__Required task__
Below are the records. Gather each line that holds "name".

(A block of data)

↓↓↓

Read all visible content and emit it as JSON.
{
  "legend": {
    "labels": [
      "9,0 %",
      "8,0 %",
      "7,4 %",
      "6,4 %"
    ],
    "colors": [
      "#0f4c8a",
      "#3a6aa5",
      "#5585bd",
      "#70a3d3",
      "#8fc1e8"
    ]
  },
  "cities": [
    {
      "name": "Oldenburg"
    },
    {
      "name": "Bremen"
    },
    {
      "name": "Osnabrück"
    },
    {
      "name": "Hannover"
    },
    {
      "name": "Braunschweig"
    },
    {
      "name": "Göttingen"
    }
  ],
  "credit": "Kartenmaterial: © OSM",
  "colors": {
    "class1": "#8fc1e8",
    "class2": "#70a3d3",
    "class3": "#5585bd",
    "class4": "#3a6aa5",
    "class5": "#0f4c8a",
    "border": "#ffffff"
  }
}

↑↑↑
↓↓↓

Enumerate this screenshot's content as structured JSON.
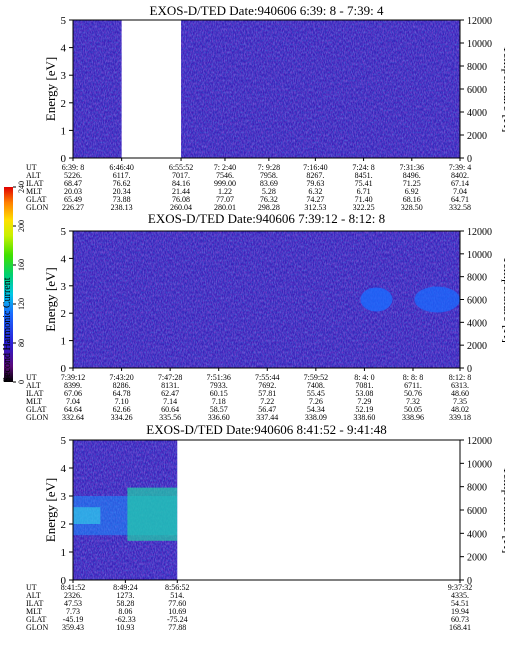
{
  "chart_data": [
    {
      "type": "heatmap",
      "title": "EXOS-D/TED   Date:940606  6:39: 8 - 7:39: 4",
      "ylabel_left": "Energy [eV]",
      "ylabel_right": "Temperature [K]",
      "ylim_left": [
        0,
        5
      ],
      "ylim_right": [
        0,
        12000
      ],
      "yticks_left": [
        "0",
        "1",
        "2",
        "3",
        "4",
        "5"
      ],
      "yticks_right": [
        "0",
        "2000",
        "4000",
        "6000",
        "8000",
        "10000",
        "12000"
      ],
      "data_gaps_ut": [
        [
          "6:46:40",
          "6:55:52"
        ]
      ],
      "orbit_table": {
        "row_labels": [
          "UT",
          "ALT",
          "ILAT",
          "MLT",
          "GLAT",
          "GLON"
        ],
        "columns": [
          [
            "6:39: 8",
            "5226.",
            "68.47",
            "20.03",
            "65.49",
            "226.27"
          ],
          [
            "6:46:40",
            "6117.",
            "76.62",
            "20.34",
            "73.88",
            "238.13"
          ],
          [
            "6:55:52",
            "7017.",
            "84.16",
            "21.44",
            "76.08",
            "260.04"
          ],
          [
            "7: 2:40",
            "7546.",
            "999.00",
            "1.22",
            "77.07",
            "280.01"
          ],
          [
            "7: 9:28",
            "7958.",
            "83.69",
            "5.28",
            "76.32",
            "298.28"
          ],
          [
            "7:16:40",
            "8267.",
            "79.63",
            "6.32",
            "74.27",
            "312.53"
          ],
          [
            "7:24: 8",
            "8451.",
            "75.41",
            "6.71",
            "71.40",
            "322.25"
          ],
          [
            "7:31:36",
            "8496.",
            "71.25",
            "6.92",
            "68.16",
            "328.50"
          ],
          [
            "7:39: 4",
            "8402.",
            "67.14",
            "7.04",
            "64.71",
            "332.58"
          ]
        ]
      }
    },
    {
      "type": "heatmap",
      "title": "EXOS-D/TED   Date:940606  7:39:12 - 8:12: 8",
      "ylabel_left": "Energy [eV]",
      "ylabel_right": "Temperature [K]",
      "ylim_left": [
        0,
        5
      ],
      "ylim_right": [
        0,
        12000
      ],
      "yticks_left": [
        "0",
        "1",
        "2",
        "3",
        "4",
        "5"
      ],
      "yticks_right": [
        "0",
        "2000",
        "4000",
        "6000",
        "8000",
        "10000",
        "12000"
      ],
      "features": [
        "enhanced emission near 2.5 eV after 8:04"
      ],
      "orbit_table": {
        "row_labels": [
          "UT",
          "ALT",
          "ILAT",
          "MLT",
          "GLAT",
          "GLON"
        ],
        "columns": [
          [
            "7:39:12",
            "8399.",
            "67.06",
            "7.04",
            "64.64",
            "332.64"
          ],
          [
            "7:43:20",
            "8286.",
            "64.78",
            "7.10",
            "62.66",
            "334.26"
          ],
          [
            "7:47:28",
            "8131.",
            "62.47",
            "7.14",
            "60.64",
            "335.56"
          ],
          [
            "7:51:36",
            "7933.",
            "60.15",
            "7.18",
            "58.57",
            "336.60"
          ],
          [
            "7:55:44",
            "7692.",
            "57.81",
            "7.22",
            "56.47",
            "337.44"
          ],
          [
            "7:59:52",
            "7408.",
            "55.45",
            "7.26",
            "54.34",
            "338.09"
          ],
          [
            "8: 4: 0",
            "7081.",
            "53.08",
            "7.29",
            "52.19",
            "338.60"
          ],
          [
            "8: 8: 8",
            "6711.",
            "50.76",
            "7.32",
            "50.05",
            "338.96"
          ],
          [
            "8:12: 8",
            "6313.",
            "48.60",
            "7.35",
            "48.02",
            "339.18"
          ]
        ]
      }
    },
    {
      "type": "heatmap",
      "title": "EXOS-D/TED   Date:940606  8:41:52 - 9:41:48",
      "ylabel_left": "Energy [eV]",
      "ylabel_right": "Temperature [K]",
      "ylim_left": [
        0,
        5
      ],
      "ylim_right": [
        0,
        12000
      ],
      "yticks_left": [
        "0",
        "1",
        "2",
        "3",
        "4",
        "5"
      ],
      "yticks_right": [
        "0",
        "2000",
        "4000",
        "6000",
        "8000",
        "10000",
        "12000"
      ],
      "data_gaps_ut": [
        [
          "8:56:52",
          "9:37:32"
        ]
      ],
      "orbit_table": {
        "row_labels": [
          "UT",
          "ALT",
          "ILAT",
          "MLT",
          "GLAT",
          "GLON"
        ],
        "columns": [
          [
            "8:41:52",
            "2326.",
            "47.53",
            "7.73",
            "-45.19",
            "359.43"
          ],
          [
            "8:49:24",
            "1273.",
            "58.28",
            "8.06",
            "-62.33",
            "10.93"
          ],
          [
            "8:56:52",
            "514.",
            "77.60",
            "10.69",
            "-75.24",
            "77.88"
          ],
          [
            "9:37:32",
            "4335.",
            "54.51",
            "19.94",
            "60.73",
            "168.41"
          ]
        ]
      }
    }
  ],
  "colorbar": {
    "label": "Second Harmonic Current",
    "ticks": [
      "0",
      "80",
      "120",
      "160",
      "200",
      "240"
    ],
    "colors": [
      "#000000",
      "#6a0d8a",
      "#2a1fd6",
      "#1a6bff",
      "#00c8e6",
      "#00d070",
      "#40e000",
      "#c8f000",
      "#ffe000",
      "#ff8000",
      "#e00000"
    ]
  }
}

↑↑↑

__Solution to the problem__
      "name": "Oldenburg"
      "name": "Bremen"
      "name": "Osnabrück"
      "name": "Hannover"
      "name": "Braunschweig"
      "name": "Göttingen"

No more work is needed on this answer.